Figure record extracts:
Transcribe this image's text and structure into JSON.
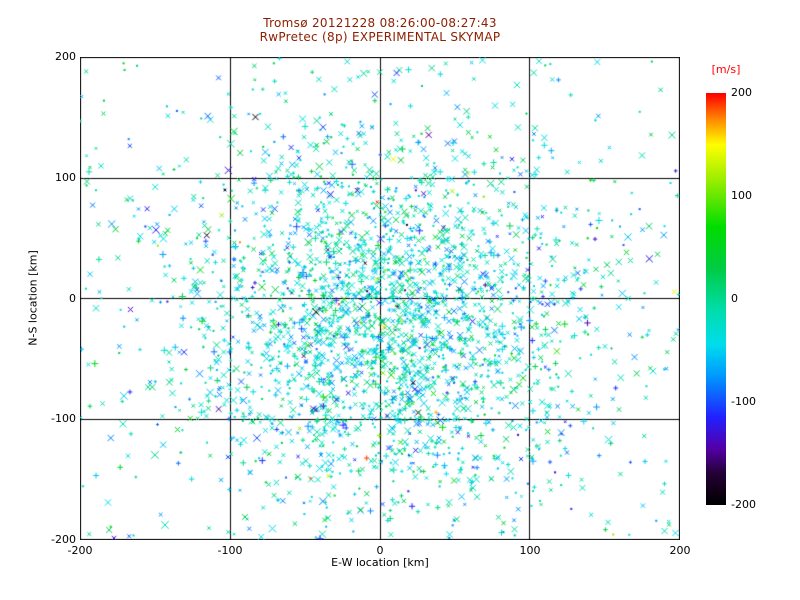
{
  "colors": {
    "title": "#8b1f00",
    "axis": "#000000",
    "colorbar_label": "#ff0000",
    "background": "#ffffff"
  },
  "chart_data": {
    "type": "scatter",
    "title": "Tromsø 20121228 08:26:00-08:27:43",
    "subtitle": "RwPretec (8p) EXPERIMENTAL SKYMAP",
    "xlabel": "E-W location [km]",
    "ylabel": "N-S location [km]",
    "xlim": [
      -200,
      200
    ],
    "ylim": [
      -200,
      200
    ],
    "xticks": [
      -200,
      -100,
      0,
      100,
      200
    ],
    "yticks": [
      -200,
      -100,
      0,
      100,
      200
    ],
    "xtick_labels": [
      "-200",
      "-100",
      "0",
      "100",
      "200"
    ],
    "ytick_labels": [
      "200",
      "100",
      "0",
      "-100",
      "-200"
    ],
    "grid": true,
    "legend_position": "right-colorbar",
    "colorbar": {
      "label": "[m/s]",
      "range": [
        -200,
        200
      ],
      "tick_labels": [
        "200",
        "100",
        "0",
        "-100",
        "-200"
      ],
      "stops": [
        {
          "v": -200,
          "c": "#000000"
        },
        {
          "v": -170,
          "c": "#250035"
        },
        {
          "v": -145,
          "c": "#5500aa"
        },
        {
          "v": -115,
          "c": "#2222ff"
        },
        {
          "v": -75,
          "c": "#0099ff"
        },
        {
          "v": -45,
          "c": "#00ddee"
        },
        {
          "v": -10,
          "c": "#00ddaa"
        },
        {
          "v": 30,
          "c": "#00cc44"
        },
        {
          "v": 70,
          "c": "#00dd00"
        },
        {
          "v": 115,
          "c": "#99ee00"
        },
        {
          "v": 150,
          "c": "#ffff00"
        },
        {
          "v": 175,
          "c": "#ff8800"
        },
        {
          "v": 200,
          "c": "#ff0000"
        }
      ]
    },
    "points": {
      "seed": 20121228,
      "clusters": [
        {
          "cx": 5,
          "cy": -20,
          "sx": 68,
          "sy": 75,
          "n": 2600
        }
      ],
      "background_n": 400,
      "velocity": {
        "mean": -30,
        "sd": 40,
        "outlier_fraction": 0.035
      },
      "marker_mix": {
        "x": 0.6,
        "plus": 0.2,
        "dot": 0.2
      }
    }
  }
}
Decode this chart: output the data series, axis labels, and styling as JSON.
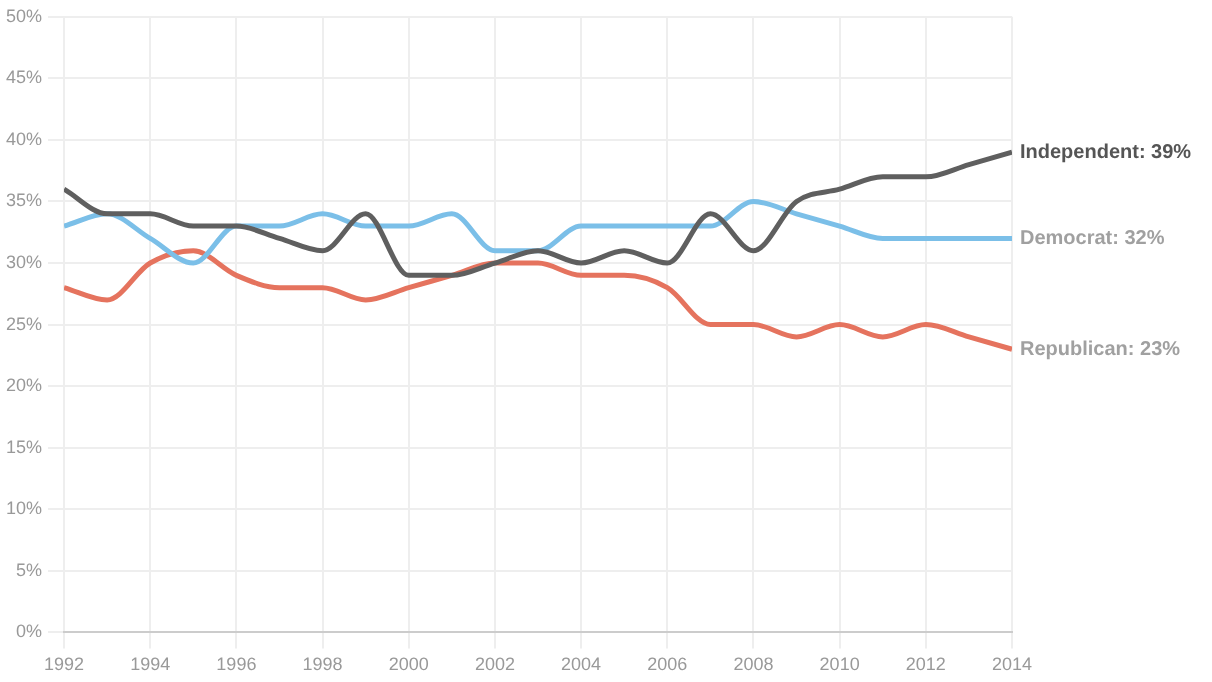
{
  "chart_data": {
    "type": "line",
    "x": [
      1992,
      1993,
      1994,
      1995,
      1996,
      1997,
      1998,
      1999,
      2000,
      2001,
      2002,
      2003,
      2004,
      2005,
      2006,
      2007,
      2008,
      2009,
      2010,
      2011,
      2012,
      2013,
      2014
    ],
    "series": [
      {
        "name": "Independent: 39%",
        "color": "#5f5f5f",
        "values": [
          36,
          34,
          34,
          33,
          33,
          32,
          31,
          34,
          29,
          29,
          30,
          31,
          30,
          31,
          30,
          34,
          31,
          35,
          36,
          37,
          37,
          38,
          39
        ]
      },
      {
        "name": "Democrat: 32%",
        "color": "#7bbfe8",
        "values": [
          33,
          34,
          32,
          30,
          33,
          33,
          34,
          33,
          33,
          34,
          31,
          31,
          33,
          33,
          33,
          33,
          35,
          34,
          33,
          32,
          32,
          32,
          32
        ]
      },
      {
        "name": "Republican: 23%",
        "color": "#e5735e",
        "values": [
          28,
          27,
          30,
          31,
          29,
          28,
          28,
          27,
          28,
          29,
          30,
          30,
          29,
          29,
          28,
          25,
          25,
          24,
          25,
          24,
          25,
          24,
          23
        ]
      }
    ],
    "xlim": [
      1992,
      2014
    ],
    "xticks": [
      1992,
      1994,
      1996,
      1998,
      2000,
      2002,
      2004,
      2006,
      2008,
      2010,
      2012,
      2014
    ],
    "ylim": [
      0,
      50
    ],
    "yticks": [
      {
        "value": 0,
        "label": "0%"
      },
      {
        "value": 5,
        "label": "5%"
      },
      {
        "value": 10,
        "label": "10%"
      },
      {
        "value": 15,
        "label": "15%"
      },
      {
        "value": 20,
        "label": "20%"
      },
      {
        "value": 25,
        "label": "25%"
      },
      {
        "value": 30,
        "label": "30%"
      },
      {
        "value": 35,
        "label": "35%"
      },
      {
        "value": 40,
        "label": "40%"
      },
      {
        "value": 45,
        "label": "45%"
      },
      {
        "value": 50,
        "label": "50%"
      }
    ],
    "grid": true,
    "legend": false,
    "marker": "none",
    "line_style": "solid"
  }
}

● **EXERCISE AIM**
Check every line of the data, and copy the ones that contain "location".

● **SOLVED PROBLEM**
    "xlabel": "E-W location [km]",
    "ylabel": "N-S location [km]",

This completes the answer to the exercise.